[Extracted data entries]
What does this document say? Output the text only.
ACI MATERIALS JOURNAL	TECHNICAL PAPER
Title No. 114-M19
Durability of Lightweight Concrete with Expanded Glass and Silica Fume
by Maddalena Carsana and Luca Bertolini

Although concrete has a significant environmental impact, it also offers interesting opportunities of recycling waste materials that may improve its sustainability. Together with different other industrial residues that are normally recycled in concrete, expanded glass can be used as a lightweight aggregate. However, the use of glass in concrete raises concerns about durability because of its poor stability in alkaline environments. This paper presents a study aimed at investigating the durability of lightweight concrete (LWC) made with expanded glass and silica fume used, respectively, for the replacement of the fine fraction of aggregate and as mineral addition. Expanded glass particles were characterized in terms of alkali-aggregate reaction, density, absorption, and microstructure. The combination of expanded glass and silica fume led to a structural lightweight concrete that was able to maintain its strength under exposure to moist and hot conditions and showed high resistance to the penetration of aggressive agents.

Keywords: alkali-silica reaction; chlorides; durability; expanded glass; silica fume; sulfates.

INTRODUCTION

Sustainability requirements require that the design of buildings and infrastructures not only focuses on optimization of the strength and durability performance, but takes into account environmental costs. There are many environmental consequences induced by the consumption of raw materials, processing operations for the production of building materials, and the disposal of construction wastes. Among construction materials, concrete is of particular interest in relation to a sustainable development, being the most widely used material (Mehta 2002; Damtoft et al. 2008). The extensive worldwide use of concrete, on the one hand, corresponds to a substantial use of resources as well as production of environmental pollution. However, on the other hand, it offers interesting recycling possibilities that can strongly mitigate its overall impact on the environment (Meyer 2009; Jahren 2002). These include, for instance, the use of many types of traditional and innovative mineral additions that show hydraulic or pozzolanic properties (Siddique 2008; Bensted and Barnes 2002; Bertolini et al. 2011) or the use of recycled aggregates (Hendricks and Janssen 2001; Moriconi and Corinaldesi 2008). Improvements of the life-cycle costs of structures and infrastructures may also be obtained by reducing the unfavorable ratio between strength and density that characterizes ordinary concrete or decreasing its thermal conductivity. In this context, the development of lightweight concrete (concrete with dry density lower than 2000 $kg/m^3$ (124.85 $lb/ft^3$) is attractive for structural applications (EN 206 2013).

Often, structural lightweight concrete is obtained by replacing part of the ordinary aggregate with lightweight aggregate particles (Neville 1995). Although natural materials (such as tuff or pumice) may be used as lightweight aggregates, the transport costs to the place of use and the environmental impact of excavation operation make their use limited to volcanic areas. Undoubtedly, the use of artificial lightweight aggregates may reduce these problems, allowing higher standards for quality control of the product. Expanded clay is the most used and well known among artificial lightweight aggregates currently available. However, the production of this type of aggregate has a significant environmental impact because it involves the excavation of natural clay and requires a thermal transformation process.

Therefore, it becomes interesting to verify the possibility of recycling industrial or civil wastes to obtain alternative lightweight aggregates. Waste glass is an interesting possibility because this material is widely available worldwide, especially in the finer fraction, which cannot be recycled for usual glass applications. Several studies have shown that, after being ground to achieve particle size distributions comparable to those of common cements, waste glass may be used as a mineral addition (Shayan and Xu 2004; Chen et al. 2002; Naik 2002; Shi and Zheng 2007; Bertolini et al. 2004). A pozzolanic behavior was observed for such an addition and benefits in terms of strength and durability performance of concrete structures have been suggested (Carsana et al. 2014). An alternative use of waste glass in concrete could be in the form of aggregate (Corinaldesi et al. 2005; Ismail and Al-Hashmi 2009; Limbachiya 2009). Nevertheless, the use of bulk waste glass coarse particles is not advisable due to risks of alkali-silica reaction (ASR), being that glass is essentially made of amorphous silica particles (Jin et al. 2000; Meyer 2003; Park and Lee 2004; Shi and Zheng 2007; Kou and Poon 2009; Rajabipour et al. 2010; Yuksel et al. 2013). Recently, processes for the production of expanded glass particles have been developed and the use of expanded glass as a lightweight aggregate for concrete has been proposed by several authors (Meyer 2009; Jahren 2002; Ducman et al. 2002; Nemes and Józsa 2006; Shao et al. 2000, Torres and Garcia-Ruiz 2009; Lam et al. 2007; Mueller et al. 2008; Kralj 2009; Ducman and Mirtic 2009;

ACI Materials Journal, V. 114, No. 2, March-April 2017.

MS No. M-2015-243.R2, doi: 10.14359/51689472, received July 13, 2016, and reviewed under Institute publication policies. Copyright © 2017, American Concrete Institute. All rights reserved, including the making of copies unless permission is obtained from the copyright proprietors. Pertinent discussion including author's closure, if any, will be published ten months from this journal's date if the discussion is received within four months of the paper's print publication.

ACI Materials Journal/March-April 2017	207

» Requirements
Copy all the records above exactly, missing none.

» Result
What does this document say? Output the text only.
ACI MATERIALS JOURNAL	TECHNICAL PAPER
Title No. 114-M19
Durability of Lightweight Concrete with Expanded Glass and Silica Fume
by Maddalena Carsana and Luca Bertolini

Although concrete has a significant environmental impact, it also offers interesting opportunities of recycling waste materials that may improve its sustainability. Together with different other industrial residues that are normally recycled in concrete, expanded glass can be used as a lightweight aggregate. However, the use of glass in concrete raises concerns about durability because of its poor stability in alkaline environments. This paper presents a study aimed at investigating the durability of lightweight concrete (LWC) made with expanded glass and silica fume used, respectively, for the replacement of the fine fraction of aggregate and as mineral addition. Expanded glass particles were characterized in terms of alkali-aggregate reaction, density, absorption, and microstructure. The combination of expanded glass and silica fume led to a structural lightweight concrete that was able to maintain its strength under exposure to moist and hot conditions and showed high resistance to the penetration of aggressive agents.

Keywords: alkali-silica reaction; chlorides; durability; expanded glass; silica fume; sulfates.

INTRODUCTION

Sustainability requirements require that the design of buildings and infrastructures not only focuses on optimization of the strength and durability performance, but takes into account environmental costs. There are many environmental consequences induced by the consumption of raw materials, processing operations for the production of building materials, and the disposal of construction wastes. Among construction materials, concrete is of particular interest in relation to a sustainable development, being the most widely used material (Mehta 2002; Damtoft et al. 2008). The extensive worldwide use of concrete, on the one hand, corresponds to a substantial use of resources as well as production of environmental pollution. However, on the other hand, it offers interesting recycling possibilities that can strongly mitigate its overall impact on the environment (Meyer 2009; Jahren 2002). These include, for instance, the use of many types of traditional and innovative mineral additions that show hydraulic or pozzolanic properties (Siddique 2008; Bensted and Barnes 2002; Bertolini et al. 2011) or the use of recycled aggregates (Hendricks and Janssen 2001; Moriconi and Corinaldesi 2008). Improvements of the life-cycle costs of structures and infrastructures may also be obtained by reducing the unfavorable ratio between strength and density that characterizes ordinary concrete or decreasing its thermal conductivity. In this context, the development of lightweight concrete (concrete with dry density lower than 2000 $kg/m^3$ (124.85 $lb/ft^3$) is attractive for structural applications (EN 206 2013).

Often, structural lightweight concrete is obtained by replacing part of the ordinary aggregate with lightweight aggregate particles (Neville 1995). Although natural materials (such as tuff or pumice) may be used as lightweight aggregates, the transport costs to the place of use and the environmental impact of excavation operation make their use limited to volcanic areas. Undoubtedly, the use of artificial lightweight aggregates may reduce these problems, allowing higher standards for quality control of the product. Expanded clay is the most used and well known among artificial lightweight aggregates currently available. However, the production of this type of aggregate has a significant environmental impact because it involves the excavation of natural clay and requires a thermal transformation process.

Therefore, it becomes interesting to verify the possibility of recycling industrial or civil wastes to obtain alternative lightweight aggregates. Waste glass is an interesting possibility because this material is widely available worldwide, especially in the finer fraction, which cannot be recycled for usual glass applications. Several studies have shown that, after being ground to achieve particle size distributions comparable to those of common cements, waste glass may be used as a mineral addition (Shayan and Xu 2004; Chen et al. 2002; Naik 2002; Shi and Zheng 2007; Bertolini et al. 2004). A pozzolanic behavior was observed for such an addition and benefits in terms of strength and durability performance of concrete structures have been suggested (Carsana et al. 2014). An alternative use of waste glass in concrete could be in the form of aggregate (Corinaldesi et al. 2005; Ismail and Al-Hashmi 2009; Limbachiya 2009). Nevertheless, the use of bulk waste glass coarse particles is not advisable due to risks of alkali-silica reaction (ASR), being that glass is essentially made of amorphous silica particles (Jin et al. 2000; Meyer 2003; Park and Lee 2004; Shi and Zheng 2007; Kou and Poon 2009; Rajabipour et al. 2010; Yuksel et al. 2013). Recently, processes for the production of expanded glass particles have been developed and the use of expanded glass as a lightweight aggregate for concrete has been proposed by several authors (Meyer 2009; Jahren 2002; Ducman et al. 2002; Nemes and Józsa 2006; Shao et al. 2000, Torres and Garcia-Ruiz 2009; Lam et al. 2007; Mueller et al. 2008; Kralj 2009; Ducman and Mirtic 2009;

ACI Materials Journal, V. 114, No. 2, March-April 2017.

MS No. M-2015-243.R2, doi: 10.14359/51689472, received July 13, 2016, and reviewed under Institute publication policies. Copyright © 2017, American Concrete Institute. All rights reserved, including the making of copies unless permission is obtained from the copyright proprietors. Pertinent discussion including author's closure, if any, will be published ten months from this journal's date if the discussion is received within four months of the paper's print publication.

ACI Materials Journal/March-April 2017	207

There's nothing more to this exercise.